Figure contents as structured data
# # # # # # #

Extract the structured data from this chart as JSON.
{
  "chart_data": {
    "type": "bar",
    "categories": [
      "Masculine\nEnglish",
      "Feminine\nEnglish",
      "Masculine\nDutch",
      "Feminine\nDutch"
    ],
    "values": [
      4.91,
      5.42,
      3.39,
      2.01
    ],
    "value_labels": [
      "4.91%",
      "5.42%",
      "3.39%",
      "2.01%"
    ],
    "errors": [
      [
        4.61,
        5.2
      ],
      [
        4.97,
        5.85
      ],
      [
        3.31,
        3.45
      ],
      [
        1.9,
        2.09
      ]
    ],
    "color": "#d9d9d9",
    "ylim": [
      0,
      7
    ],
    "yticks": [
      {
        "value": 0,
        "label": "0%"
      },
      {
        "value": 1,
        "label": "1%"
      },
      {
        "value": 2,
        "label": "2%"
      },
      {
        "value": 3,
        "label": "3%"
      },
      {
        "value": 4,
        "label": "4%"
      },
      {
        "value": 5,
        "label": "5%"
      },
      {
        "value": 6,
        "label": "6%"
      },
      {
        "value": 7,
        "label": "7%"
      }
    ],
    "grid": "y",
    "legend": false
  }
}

# # # # # # #

[EXERCISE AIM] Reproduce the entries above exactly.

[COMPLETE OUTPUT]
Extract the structured data from this chart as JSON.
{
  "chart_data": {
    "type": "bar",
    "categories": [
      "Masculine\nEnglish",
      "Feminine\nEnglish",
      "Masculine\nDutch",
      "Feminine\nDutch"
    ],
    "values": [
      4.91,
      5.42,
      3.39,
      2.01
    ],
    "value_labels": [
      "4.91%",
      "5.42%",
      "3.39%",
      "2.01%"
    ],
    "errors": [
      [
        4.61,
        5.2
      ],
      [
        4.97,
        5.85
      ],
      [
        3.31,
        3.45
      ],
      [
        1.9,
        2.09
      ]
    ],
    "color": "#d9d9d9",
    "ylim": [
      0,
      7
    ],
    "yticks": [
      {
        "value": 0,
        "label": "0%"
      },
      {
        "value": 1,
        "label": "1%"
      },
      {
        "value": 2,
        "label": "2%"
      },
      {
        "value": 3,
        "label": "3%"
      },
      {
        "value": 4,
        "label": "4%"
      },
      {
        "value": 5,
        "label": "5%"
      },
      {
        "value": 6,
        "label": "6%"
      },
      {
        "value": 7,
        "label": "7%"
      }
    ],
    "grid": "y",
    "legend": false
  }
}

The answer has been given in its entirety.